▶ [Directive] Will you print the material below without altering a single character?
___ Records provided
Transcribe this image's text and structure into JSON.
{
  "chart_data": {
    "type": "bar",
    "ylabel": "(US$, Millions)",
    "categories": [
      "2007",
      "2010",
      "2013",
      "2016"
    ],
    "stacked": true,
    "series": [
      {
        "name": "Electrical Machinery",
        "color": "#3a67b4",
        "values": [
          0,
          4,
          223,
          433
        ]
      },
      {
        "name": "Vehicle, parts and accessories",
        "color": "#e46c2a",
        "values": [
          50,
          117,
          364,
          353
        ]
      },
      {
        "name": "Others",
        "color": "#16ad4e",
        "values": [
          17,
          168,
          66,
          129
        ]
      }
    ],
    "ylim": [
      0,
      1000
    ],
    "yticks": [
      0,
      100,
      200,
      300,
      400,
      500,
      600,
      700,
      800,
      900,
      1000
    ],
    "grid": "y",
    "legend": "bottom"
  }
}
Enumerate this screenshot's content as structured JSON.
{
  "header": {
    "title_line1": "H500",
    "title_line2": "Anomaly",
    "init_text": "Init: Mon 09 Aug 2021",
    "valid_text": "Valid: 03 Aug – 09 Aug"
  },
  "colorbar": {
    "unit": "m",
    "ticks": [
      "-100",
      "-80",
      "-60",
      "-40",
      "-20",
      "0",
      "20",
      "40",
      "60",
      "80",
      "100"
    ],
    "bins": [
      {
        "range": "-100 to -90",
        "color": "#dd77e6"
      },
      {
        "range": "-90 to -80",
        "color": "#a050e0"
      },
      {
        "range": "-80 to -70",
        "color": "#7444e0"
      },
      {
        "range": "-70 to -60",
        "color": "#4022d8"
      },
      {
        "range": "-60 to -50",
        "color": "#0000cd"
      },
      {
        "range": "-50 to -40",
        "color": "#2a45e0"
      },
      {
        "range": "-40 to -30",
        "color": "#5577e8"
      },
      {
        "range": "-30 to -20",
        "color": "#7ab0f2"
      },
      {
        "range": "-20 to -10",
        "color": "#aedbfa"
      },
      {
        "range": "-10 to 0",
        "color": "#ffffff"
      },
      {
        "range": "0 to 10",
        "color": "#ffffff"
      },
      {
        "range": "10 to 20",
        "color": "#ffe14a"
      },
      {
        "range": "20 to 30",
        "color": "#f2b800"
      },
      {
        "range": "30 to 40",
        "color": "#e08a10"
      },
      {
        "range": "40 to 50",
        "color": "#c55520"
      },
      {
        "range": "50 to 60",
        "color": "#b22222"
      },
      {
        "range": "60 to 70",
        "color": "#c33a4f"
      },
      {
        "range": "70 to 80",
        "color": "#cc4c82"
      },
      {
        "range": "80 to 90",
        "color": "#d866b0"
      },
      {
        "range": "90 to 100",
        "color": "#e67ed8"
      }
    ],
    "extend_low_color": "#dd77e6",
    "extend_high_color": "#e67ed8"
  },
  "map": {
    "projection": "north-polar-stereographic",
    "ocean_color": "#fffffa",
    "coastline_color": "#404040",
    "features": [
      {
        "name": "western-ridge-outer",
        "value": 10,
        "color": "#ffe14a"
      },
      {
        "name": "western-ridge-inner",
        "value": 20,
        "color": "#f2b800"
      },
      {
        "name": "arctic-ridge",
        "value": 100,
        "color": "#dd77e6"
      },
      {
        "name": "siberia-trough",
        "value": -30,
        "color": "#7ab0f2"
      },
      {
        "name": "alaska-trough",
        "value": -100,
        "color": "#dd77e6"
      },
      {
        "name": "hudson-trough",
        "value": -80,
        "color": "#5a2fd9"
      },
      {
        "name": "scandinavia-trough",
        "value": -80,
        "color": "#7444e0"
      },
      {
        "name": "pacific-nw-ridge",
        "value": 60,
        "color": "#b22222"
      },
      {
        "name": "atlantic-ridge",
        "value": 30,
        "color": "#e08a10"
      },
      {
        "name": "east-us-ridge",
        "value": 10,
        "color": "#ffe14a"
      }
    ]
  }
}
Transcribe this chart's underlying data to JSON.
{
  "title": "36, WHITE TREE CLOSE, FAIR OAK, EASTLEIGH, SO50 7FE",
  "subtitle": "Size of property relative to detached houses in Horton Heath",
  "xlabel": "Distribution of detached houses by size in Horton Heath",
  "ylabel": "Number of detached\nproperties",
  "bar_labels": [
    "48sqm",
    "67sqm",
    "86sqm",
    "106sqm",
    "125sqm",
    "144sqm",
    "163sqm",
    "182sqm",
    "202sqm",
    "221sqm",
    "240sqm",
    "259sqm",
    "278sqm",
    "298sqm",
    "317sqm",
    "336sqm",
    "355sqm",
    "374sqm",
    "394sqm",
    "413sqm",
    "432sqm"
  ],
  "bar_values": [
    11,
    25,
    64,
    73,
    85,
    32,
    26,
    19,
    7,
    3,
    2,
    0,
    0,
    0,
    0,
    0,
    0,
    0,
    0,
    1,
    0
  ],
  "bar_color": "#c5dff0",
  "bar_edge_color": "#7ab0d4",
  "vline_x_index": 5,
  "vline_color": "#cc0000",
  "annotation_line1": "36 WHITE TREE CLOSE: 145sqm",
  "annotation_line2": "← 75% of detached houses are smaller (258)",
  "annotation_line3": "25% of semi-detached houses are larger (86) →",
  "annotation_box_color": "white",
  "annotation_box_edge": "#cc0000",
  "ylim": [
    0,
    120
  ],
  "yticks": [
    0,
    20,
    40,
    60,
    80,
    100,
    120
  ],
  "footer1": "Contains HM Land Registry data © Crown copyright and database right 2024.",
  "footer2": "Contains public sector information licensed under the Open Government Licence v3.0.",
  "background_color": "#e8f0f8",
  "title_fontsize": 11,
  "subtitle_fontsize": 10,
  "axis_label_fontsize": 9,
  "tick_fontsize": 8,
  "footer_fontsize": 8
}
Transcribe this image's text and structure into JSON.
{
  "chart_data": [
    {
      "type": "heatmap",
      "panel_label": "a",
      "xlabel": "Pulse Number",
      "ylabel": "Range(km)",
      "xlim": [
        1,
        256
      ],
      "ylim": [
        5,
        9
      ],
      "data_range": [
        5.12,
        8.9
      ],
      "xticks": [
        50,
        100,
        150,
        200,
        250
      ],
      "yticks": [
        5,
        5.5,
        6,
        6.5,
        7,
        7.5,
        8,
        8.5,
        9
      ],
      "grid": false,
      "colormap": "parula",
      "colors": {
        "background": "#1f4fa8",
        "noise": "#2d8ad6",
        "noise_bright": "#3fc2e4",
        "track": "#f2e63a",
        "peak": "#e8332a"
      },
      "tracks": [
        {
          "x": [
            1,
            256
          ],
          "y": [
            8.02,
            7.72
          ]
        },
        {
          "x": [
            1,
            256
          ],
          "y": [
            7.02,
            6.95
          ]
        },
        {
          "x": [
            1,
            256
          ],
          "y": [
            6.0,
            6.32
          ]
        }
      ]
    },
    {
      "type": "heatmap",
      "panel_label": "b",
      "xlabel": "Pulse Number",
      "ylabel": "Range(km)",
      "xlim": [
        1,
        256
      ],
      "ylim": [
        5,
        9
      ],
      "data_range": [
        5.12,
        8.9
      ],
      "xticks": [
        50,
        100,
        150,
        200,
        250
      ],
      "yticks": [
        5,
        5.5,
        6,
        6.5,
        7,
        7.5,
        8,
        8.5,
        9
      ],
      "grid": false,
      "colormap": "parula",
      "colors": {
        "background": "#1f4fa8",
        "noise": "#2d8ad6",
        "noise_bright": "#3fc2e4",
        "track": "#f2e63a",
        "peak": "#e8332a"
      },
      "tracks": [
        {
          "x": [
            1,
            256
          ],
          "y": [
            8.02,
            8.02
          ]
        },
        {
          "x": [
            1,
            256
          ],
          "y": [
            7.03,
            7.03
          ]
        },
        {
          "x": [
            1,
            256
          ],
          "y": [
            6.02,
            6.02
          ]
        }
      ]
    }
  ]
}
______
▶ [The completed task]
Transcribe this image's text and structure into JSON.
{
  "chart_data": {
    "type": "bar",
    "ylabel": "(US$, Millions)",
    "categories": [
      "2007",
      "2010",
      "2013",
      "2016"
    ],
    "stacked": true,
    "series": [
      {
        "name": "Electrical Machinery",
        "color": "#3a67b4",
        "values": [
          0,
          4,
          223,
          433
        ]
      },
      {
        "name": "Vehicle, parts and accessories",
        "color": "#e46c2a",
        "values": [
          50,
          117,
          364,
          353
        ]
      },
      {
        "name": "Others",
        "color": "#16ad4e",
        "values": [
          17,
          168,
          66,
          129
        ]
      }
    ],
    "ylim": [
      0,
      1000
    ],
    "yticks": [
      0,
      100,
      200,
      300,
      400,
      500,
      600,
      700,
      800,
      900,
      1000
    ],
    "grid": "y",
    "legend": "bottom"
  }
}
Enumerate this screenshot's content as structured JSON.
{
  "header": {
    "title_line1": "H500",
    "title_line2": "Anomaly",
    "init_text": "Init: Mon 09 Aug 2021",
    "valid_text": "Valid: 03 Aug – 09 Aug"
  },
  "colorbar": {
    "unit": "m",
    "ticks": [
      "-100",
      "-80",
      "-60",
      "-40",
      "-20",
      "0",
      "20",
      "40",
      "60",
      "80",
      "100"
    ],
    "bins": [
      {
        "range": "-100 to -90",
        "color": "#dd77e6"
      },
      {
        "range": "-90 to -80",
        "color": "#a050e0"
      },
      {
        "range": "-80 to -70",
        "color": "#7444e0"
      },
      {
        "range": "-70 to -60",
        "color": "#4022d8"
      },
      {
        "range": "-60 to -50",
        "color": "#0000cd"
      },
      {
        "range": "-50 to -40",
        "color": "#2a45e0"
      },
      {
        "range": "-40 to -30",
        "color": "#5577e8"
      },
      {
        "range": "-30 to -20",
        "color": "#7ab0f2"
      },
      {
        "range": "-20 to -10",
        "color": "#aedbfa"
      },
      {
        "range": "-10 to 0",
        "color": "#ffffff"
      },
      {
        "range": "0 to 10",
        "color": "#ffffff"
      },
      {
        "range": "10 to 20",
        "color": "#ffe14a"
      },
      {
        "range": "20 to 30",
        "color": "#f2b800"
      },
      {
        "range": "30 to 40",
        "color": "#e08a10"
      },
      {
        "range": "40 to 50",
        "color": "#c55520"
      },
      {
        "range": "50 to 60",
        "color": "#b22222"
      },
      {
        "range": "60 to 70",
        "color": "#c33a4f"
      },
      {
        "range": "70 to 80",
        "color": "#cc4c82"
      },
      {
        "range": "80 to 90",
        "color": "#d866b0"
      },
      {
        "range": "90 to 100",
        "color": "#e67ed8"
      }
    ],
    "extend_low_color": "#dd77e6",
    "extend_high_color": "#e67ed8"
  },
  "map": {
    "projection": "north-polar-stereographic",
    "ocean_color": "#fffffa",
    "coastline_color": "#404040",
    "features": [
      {
        "name": "western-ridge-outer",
        "value": 10,
        "color": "#ffe14a"
      },
      {
        "name": "western-ridge-inner",
        "value": 20,
        "color": "#f2b800"
      },
      {
        "name": "arctic-ridge",
        "value": 100,
        "color": "#dd77e6"
      },
      {
        "name": "siberia-trough",
        "value": -30,
        "color": "#7ab0f2"
      },
      {
        "name": "alaska-trough",
        "value": -100,
        "color": "#dd77e6"
      },
      {
        "name": "hudson-trough",
        "value": -80,
        "color": "#5a2fd9"
      },
      {
        "name": "scandinavia-trough",
        "value": -80,
        "color": "#7444e0"
      },
      {
        "name": "pacific-nw-ridge",
        "value": 60,
        "color": "#b22222"
      },
      {
        "name": "atlantic-ridge",
        "value": 30,
        "color": "#e08a10"
      },
      {
        "name": "east-us-ridge",
        "value": 10,
        "color": "#ffe14a"
      }
    ]
  }
}
Transcribe this chart's underlying data to JSON.
{
  "title": "36, WHITE TREE CLOSE, FAIR OAK, EASTLEIGH, SO50 7FE",
  "subtitle": "Size of property relative to detached houses in Horton Heath",
  "xlabel": "Distribution of detached houses by size in Horton Heath",
  "ylabel": "Number of detached\nproperties",
  "bar_labels": [
    "48sqm",
    "67sqm",
    "86sqm",
    "106sqm",
    "125sqm",
    "144sqm",
    "163sqm",
    "182sqm",
    "202sqm",
    "221sqm",
    "240sqm",
    "259sqm",
    "278sqm",
    "298sqm",
    "317sqm",
    "336sqm",
    "355sqm",
    "374sqm",
    "394sqm",
    "413sqm",
    "432sqm"
  ],
  "bar_values": [
    11,
    25,
    64,
    73,
    85,
    32,
    26,
    19,
    7,
    3,
    2,
    0,
    0,
    0,
    0,
    0,
    0,
    0,
    0,
    1,
    0
  ],
  "bar_color": "#c5dff0",
  "bar_edge_color": "#7ab0d4",
  "vline_x_index": 5,
  "vline_color": "#cc0000",
  "annotation_line1": "36 WHITE TREE CLOSE: 145sqm",
  "annotation_line2": "← 75% of detached houses are smaller (258)",
  "annotation_line3": "25% of semi-detached houses are larger (86) →",
  "annotation_box_color": "white",
  "annotation_box_edge": "#cc0000",
  "ylim": [
    0,
    120
  ],
  "yticks": [
    0,
    20,
    40,
    60,
    80,
    100,
    120
  ],
  "footer1": "Contains HM Land Registry data © Crown copyright and database right 2024.",
  "footer2": "Contains public sector information licensed under the Open Government Licence v3.0.",
  "background_color": "#e8f0f8",
  "title_fontsize": 11,
  "subtitle_fontsize": 10,
  "axis_label_fontsize": 9,
  "tick_fontsize": 8,
  "footer_fontsize": 8
}
Transcribe this image's text and structure into JSON.
{
  "chart_data": [
    {
      "type": "heatmap",
      "panel_label": "a",
      "xlabel": "Pulse Number",
      "ylabel": "Range(km)",
      "xlim": [
        1,
        256
      ],
      "ylim": [
        5,
        9
      ],
      "data_range": [
        5.12,
        8.9
      ],
      "xticks": [
        50,
        100,
        150,
        200,
        250
      ],
      "yticks": [
        5,
        5.5,
        6,
        6.5,
        7,
        7.5,
        8,
        8.5,
        9
      ],
      "grid": false,
      "colormap": "parula",
      "colors": {
        "background": "#1f4fa8",
        "noise": "#2d8ad6",
        "noise_bright": "#3fc2e4",
        "track": "#f2e63a",
        "peak": "#e8332a"
      },
      "tracks": [
        {
          "x": [
            1,
            256
          ],
          "y": [
            8.02,
            7.72
          ]
        },
        {
          "x": [
            1,
            256
          ],
          "y": [
            7.02,
            6.95
          ]
        },
        {
          "x": [
            1,
            256
          ],
          "y": [
            6.0,
            6.32
          ]
        }
      ]
    },
    {
      "type": "heatmap",
      "panel_label": "b",
      "xlabel": "Pulse Number",
      "ylabel": "Range(km)",
      "xlim": [
        1,
        256
      ],
      "ylim": [
        5,
        9
      ],
      "data_range": [
        5.12,
        8.9
      ],
      "xticks": [
        50,
        100,
        150,
        200,
        250
      ],
      "yticks": [
        5,
        5.5,
        6,
        6.5,
        7,
        7.5,
        8,
        8.5,
        9
      ],
      "grid": false,
      "colormap": "parula",
      "colors": {
        "background": "#1f4fa8",
        "noise": "#2d8ad6",
        "noise_bright": "#3fc2e4",
        "track": "#f2e63a",
        "peak": "#e8332a"
      },
      "tracks": [
        {
          "x": [
            1,
            256
          ],
          "y": [
            8.02,
            8.02
          ]
        },
        {
          "x": [
            1,
            256
          ],
          "y": [
            7.03,
            7.03
          ]
        },
        {
          "x": [
            1,
            256
          ],
          "y": [
            6.02,
            6.02
          ]
        }
      ]
    }
  ]
}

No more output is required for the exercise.